*RECORDS PROVIDED:*
____

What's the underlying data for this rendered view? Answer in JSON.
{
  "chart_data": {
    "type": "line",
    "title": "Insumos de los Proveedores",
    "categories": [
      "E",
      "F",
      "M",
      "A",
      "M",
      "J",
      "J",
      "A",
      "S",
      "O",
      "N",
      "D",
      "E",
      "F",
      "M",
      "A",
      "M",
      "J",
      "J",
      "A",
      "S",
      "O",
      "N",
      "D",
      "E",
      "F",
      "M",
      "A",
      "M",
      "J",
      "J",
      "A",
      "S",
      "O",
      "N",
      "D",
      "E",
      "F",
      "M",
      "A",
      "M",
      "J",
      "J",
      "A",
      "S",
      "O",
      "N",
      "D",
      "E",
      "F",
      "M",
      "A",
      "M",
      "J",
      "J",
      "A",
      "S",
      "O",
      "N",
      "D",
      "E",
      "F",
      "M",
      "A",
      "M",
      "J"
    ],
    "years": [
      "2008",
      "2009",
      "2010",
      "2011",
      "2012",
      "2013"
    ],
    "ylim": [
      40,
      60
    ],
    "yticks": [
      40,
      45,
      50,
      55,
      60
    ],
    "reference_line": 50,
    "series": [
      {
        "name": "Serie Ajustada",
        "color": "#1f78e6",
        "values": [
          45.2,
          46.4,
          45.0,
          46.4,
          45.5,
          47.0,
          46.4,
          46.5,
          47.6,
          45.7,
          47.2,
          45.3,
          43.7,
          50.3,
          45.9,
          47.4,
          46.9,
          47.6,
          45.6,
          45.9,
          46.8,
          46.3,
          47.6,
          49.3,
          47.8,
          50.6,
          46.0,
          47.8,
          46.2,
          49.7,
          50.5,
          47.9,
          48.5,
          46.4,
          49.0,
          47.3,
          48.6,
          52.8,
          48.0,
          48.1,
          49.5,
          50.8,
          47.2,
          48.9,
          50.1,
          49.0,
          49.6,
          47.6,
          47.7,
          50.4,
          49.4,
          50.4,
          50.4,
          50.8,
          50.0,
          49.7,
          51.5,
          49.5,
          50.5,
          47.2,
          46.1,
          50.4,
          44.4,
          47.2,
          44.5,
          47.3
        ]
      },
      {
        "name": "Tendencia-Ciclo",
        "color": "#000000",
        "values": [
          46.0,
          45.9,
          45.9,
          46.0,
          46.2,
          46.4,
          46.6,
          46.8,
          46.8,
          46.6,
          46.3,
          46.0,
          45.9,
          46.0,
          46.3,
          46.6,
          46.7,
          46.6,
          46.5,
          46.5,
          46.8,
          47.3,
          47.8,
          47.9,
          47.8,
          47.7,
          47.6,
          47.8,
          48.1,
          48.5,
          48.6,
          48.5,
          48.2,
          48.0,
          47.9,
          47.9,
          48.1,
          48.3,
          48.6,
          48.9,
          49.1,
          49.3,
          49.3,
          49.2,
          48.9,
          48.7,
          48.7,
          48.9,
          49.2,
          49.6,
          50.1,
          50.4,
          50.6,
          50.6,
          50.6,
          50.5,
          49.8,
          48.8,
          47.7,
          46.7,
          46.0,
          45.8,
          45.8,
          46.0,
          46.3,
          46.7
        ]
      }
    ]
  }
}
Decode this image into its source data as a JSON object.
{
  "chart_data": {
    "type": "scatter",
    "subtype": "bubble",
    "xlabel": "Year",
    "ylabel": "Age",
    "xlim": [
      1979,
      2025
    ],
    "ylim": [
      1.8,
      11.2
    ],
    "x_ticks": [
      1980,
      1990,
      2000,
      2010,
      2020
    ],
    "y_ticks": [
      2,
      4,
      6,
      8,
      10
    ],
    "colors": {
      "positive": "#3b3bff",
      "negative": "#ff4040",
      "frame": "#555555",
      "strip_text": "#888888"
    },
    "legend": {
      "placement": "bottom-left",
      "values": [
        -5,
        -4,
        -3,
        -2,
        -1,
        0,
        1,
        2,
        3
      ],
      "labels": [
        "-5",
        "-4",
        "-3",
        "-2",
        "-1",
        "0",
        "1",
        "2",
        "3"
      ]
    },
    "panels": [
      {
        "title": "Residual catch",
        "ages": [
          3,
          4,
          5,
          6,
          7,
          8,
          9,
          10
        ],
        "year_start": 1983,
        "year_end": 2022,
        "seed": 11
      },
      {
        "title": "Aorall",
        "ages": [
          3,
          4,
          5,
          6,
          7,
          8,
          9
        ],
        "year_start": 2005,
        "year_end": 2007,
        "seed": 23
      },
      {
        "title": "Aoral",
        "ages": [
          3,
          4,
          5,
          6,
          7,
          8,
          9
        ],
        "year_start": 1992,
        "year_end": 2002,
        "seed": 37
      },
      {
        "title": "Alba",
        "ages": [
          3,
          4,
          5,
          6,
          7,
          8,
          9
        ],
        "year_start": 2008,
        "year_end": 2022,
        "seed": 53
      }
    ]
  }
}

____

Write down only the number of lines that contain the string "name" in the listing.

*TASK ANSWER:* 2